[Data records]
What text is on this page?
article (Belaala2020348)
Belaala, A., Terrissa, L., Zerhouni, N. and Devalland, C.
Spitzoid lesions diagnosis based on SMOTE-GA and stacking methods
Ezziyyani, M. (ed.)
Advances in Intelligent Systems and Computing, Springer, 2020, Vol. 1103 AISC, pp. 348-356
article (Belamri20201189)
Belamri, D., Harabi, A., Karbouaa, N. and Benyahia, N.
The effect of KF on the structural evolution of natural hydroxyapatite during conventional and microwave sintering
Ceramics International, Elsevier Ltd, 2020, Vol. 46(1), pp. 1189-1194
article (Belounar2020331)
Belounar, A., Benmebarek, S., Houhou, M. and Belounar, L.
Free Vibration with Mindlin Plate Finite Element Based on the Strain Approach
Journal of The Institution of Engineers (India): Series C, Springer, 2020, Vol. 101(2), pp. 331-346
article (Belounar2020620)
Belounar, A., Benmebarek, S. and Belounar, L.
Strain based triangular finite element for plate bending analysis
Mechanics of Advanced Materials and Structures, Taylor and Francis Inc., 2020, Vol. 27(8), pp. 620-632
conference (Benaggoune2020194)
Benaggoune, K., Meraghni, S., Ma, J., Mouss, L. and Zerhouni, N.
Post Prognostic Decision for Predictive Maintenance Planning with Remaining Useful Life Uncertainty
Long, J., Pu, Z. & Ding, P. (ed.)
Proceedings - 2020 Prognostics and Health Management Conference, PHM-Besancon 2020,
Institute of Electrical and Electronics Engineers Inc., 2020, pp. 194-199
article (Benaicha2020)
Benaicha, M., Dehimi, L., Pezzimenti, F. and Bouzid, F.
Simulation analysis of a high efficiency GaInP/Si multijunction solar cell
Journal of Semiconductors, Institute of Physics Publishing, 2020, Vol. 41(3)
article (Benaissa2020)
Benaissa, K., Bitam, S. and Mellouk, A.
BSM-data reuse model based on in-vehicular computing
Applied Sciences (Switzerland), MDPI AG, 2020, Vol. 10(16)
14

What is expected: Identify each line containing the string "Springer" and copy it out.

Exercise answer:
Advances in Intelligent Systems and Computing, Springer, 2020, Vol. 1103 AISC, pp. 348-356
Journal of The Institution of Engineers (India): Series C, Springer, 2020, Vol. 101(2), pp. 331-346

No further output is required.